- Given instruction
Pick out the lines below with "Южный" and list them.

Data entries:
↓↓↓
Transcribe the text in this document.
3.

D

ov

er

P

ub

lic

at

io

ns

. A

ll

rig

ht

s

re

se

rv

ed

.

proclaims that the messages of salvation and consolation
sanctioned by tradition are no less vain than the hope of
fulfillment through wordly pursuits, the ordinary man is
↑↑↑
↓↓↓
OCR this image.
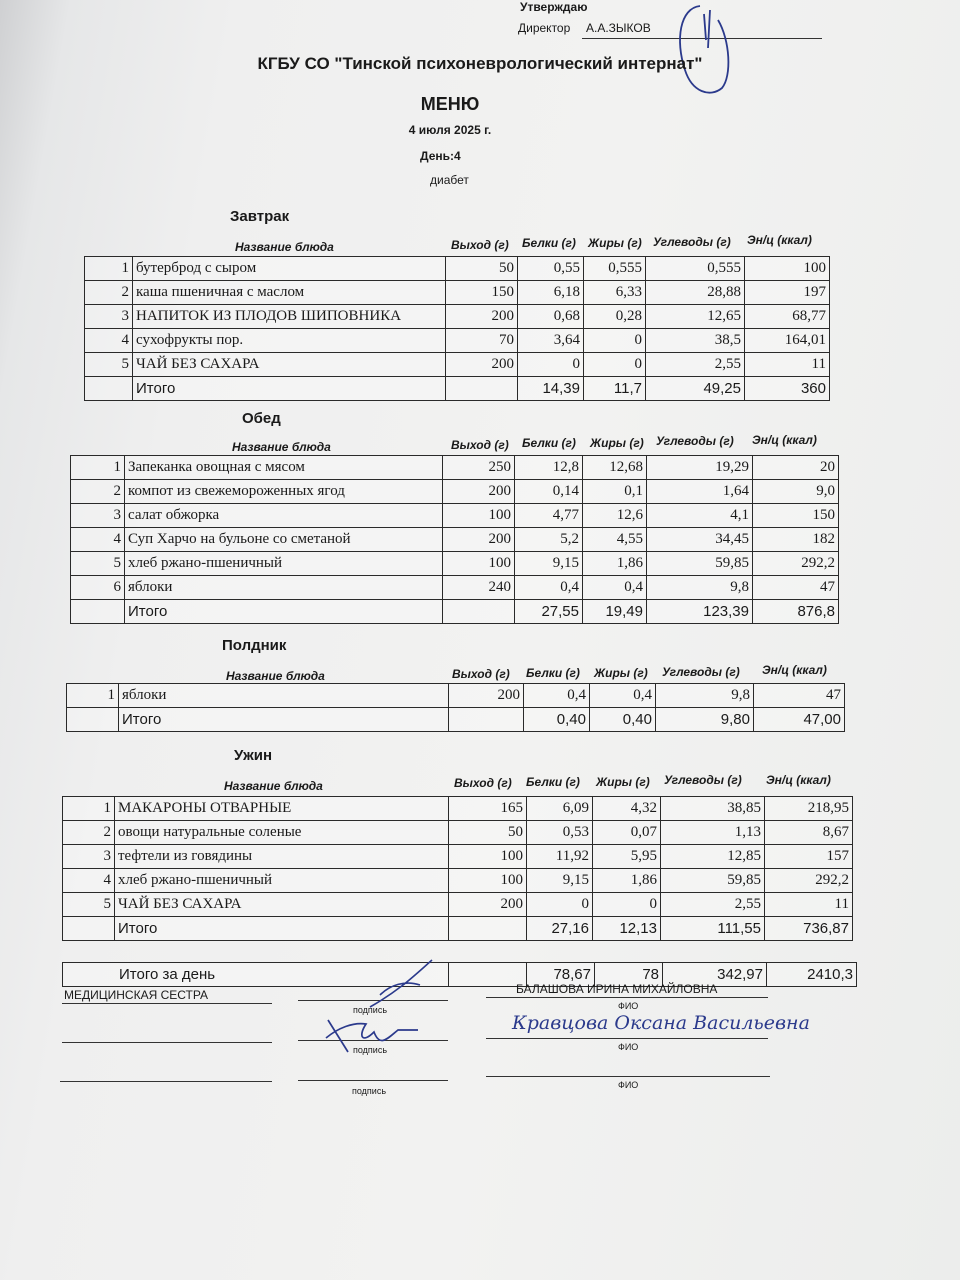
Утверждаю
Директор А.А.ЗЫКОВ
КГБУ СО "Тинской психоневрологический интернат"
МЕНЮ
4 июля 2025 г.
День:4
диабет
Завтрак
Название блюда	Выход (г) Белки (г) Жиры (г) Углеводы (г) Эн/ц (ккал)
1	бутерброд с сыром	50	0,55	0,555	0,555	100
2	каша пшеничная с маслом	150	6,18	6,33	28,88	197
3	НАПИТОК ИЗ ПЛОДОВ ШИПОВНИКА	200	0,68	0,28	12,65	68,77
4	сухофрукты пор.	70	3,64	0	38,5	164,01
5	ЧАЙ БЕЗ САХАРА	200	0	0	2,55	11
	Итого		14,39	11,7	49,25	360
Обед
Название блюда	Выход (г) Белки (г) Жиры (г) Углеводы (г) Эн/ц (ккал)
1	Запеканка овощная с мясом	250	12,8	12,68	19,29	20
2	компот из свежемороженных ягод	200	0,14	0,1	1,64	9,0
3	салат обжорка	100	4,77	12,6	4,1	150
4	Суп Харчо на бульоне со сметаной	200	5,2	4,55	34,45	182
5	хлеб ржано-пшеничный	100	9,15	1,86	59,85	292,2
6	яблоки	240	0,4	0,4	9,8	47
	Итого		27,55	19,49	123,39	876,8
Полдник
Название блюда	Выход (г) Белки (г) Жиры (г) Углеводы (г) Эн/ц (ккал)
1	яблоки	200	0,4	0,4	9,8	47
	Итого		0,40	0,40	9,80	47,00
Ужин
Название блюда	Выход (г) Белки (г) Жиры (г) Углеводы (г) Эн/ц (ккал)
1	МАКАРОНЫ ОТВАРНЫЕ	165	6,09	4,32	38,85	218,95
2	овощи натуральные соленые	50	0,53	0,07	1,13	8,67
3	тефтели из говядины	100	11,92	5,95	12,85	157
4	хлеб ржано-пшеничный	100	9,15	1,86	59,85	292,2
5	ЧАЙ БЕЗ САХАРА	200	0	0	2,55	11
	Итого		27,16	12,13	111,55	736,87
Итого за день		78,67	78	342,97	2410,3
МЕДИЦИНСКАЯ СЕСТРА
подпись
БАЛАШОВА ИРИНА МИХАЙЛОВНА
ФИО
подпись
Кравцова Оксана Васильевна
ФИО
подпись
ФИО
↑↑↑
↓↓↓
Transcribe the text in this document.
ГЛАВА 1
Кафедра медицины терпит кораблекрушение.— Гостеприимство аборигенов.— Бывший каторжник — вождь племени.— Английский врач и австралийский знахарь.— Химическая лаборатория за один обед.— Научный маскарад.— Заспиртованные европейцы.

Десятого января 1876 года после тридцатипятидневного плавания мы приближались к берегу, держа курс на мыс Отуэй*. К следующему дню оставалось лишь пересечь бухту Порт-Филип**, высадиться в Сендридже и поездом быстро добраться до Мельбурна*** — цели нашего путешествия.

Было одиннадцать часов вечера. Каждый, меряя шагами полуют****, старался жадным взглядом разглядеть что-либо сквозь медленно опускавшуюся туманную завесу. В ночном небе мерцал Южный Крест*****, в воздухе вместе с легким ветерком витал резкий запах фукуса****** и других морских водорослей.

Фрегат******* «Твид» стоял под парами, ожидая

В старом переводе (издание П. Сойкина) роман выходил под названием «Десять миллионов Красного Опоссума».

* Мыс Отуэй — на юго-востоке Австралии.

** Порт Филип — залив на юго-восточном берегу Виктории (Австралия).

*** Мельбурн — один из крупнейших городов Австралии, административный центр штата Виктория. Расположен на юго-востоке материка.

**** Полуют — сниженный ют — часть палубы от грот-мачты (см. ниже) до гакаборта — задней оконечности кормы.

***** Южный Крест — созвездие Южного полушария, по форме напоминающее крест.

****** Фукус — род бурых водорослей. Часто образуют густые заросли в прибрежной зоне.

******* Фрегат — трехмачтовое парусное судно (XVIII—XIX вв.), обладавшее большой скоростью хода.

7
↑↑↑
- The completed task
Было одиннадцать часов вечера. Каждый, меряя шагами полуют****, старался жадным взглядом разглядеть что-либо сквозь медленно опускавшуюся туманную завесу. В ночном небе мерцал Южный Крест*****, в воздухе вместе с легким ветерком витал резкий запах фукуса****** и других морских водорослей.
***** Южный Крест — созвездие Южного полушария, по форме напоминающее крест.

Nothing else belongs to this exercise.